* **Required task**:
Write out each line in which the string "chevron" is present.

Dataset records
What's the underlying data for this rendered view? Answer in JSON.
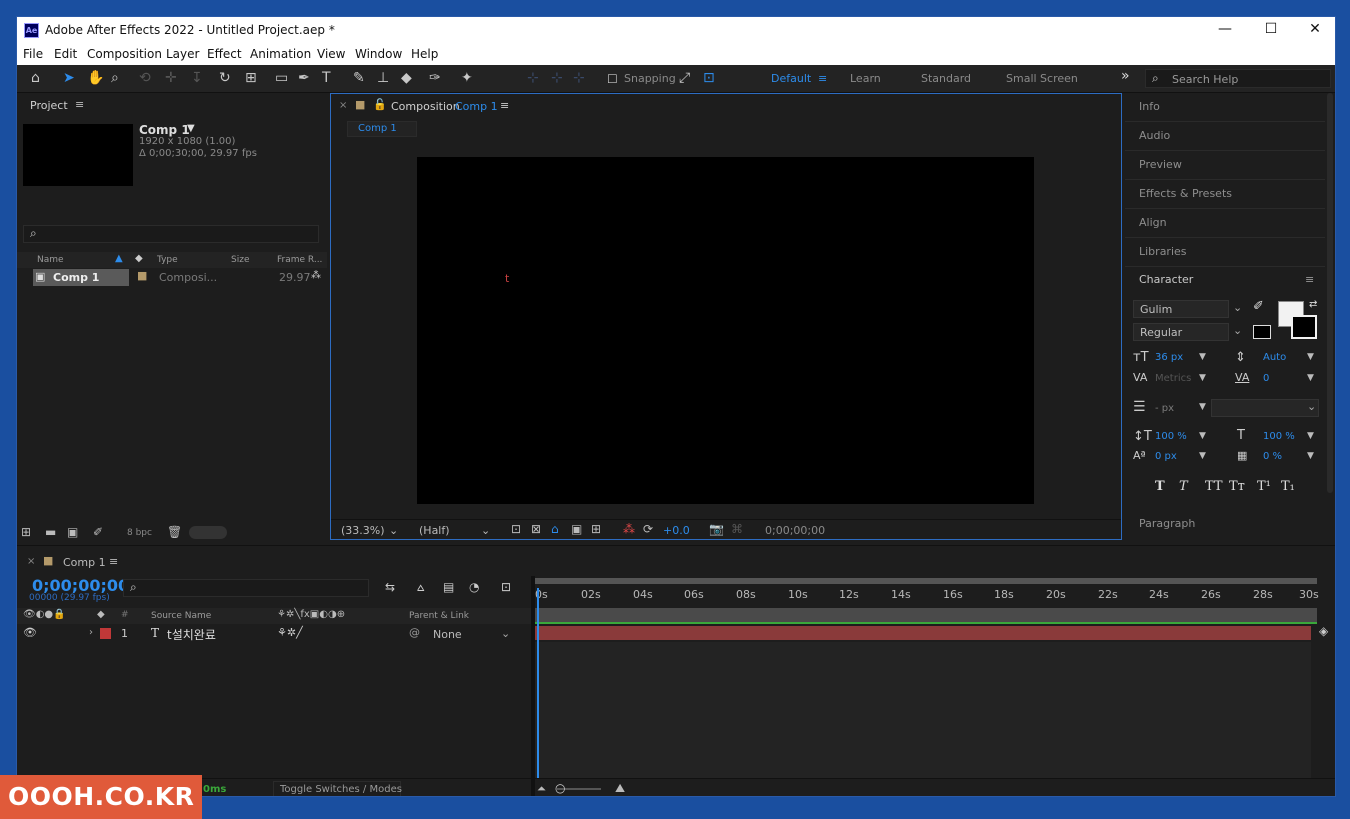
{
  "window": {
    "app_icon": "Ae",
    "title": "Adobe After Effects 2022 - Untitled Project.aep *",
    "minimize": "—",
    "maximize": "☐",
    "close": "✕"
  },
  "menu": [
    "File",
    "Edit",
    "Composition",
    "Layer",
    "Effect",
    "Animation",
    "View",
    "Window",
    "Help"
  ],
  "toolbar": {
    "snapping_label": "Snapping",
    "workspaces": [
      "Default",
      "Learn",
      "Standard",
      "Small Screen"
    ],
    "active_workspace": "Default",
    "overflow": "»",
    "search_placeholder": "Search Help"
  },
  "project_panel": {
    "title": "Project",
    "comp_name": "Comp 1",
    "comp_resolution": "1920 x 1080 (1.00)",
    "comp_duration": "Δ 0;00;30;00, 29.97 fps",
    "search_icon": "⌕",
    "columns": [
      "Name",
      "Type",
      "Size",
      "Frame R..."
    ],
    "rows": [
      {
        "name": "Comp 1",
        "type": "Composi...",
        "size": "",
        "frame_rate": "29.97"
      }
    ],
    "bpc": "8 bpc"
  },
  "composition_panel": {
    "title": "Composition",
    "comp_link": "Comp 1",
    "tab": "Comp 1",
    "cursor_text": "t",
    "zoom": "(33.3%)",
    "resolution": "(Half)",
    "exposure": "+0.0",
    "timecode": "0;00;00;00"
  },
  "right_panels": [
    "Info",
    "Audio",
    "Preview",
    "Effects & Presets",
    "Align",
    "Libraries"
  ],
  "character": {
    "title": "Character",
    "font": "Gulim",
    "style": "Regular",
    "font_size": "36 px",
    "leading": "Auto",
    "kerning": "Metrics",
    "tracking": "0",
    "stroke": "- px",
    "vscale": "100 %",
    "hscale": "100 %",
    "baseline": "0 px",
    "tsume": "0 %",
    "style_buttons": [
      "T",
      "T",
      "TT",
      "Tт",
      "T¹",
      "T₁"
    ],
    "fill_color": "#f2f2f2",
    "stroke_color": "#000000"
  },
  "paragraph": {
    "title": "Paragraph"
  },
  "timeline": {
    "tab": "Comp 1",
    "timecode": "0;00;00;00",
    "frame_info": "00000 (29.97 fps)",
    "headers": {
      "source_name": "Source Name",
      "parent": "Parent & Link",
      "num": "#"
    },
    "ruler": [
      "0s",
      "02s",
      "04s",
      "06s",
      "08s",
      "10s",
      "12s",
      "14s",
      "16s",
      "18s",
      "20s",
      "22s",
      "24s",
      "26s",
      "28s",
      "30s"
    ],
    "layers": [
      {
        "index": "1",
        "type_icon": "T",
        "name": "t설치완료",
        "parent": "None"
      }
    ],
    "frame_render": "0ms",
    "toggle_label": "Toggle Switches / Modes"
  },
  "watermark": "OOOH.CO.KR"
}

==

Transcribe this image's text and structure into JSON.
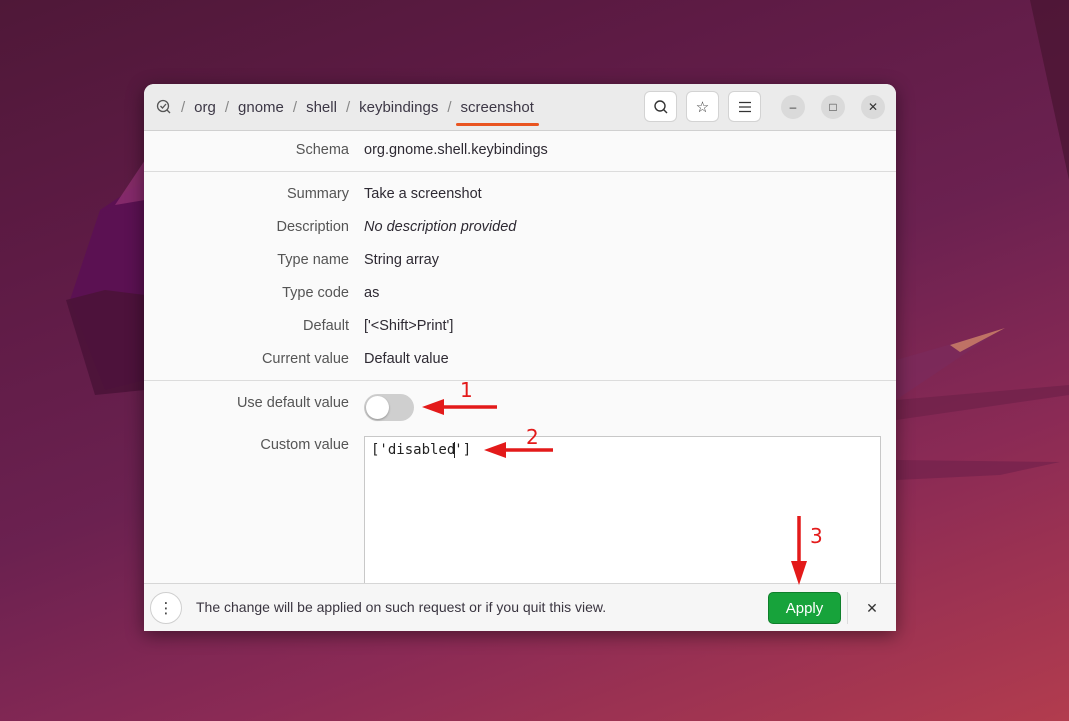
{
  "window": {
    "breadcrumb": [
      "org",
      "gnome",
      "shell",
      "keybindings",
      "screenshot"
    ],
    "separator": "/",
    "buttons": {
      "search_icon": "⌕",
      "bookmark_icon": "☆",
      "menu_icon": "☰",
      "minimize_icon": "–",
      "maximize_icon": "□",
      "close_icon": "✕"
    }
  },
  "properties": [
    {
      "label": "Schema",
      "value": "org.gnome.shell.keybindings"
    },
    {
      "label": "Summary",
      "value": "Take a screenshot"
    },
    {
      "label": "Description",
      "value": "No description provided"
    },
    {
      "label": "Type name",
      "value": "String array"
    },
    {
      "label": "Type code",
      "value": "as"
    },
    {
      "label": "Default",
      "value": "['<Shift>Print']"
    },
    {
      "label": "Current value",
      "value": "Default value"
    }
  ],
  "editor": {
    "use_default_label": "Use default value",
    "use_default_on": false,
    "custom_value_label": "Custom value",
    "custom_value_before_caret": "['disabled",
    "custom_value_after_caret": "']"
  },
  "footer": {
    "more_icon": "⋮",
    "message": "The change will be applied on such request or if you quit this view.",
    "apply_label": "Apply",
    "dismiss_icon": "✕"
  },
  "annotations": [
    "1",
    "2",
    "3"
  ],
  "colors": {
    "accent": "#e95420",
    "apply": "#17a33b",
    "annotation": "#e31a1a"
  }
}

* * *

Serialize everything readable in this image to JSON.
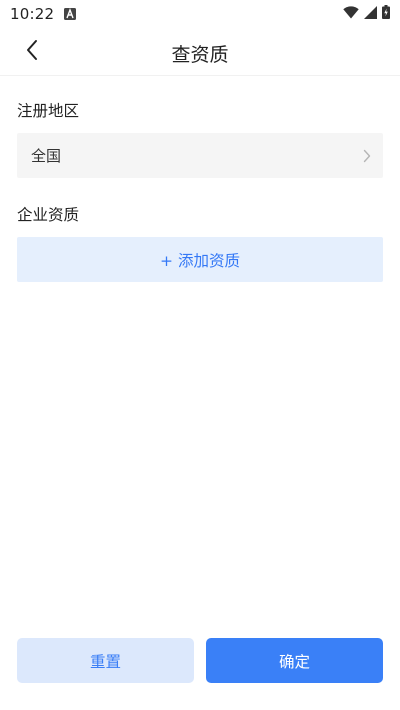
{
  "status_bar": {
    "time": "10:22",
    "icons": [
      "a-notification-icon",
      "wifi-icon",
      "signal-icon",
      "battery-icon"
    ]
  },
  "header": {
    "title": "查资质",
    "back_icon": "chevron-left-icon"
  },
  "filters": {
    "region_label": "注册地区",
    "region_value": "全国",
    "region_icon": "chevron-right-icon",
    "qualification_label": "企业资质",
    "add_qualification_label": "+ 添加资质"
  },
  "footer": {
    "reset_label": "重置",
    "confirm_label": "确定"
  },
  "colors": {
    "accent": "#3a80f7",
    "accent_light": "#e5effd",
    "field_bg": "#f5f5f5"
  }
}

* **Answer in full**:
    "back_icon": "chevron-left-icon"
    "region_icon": "chevron-right-icon",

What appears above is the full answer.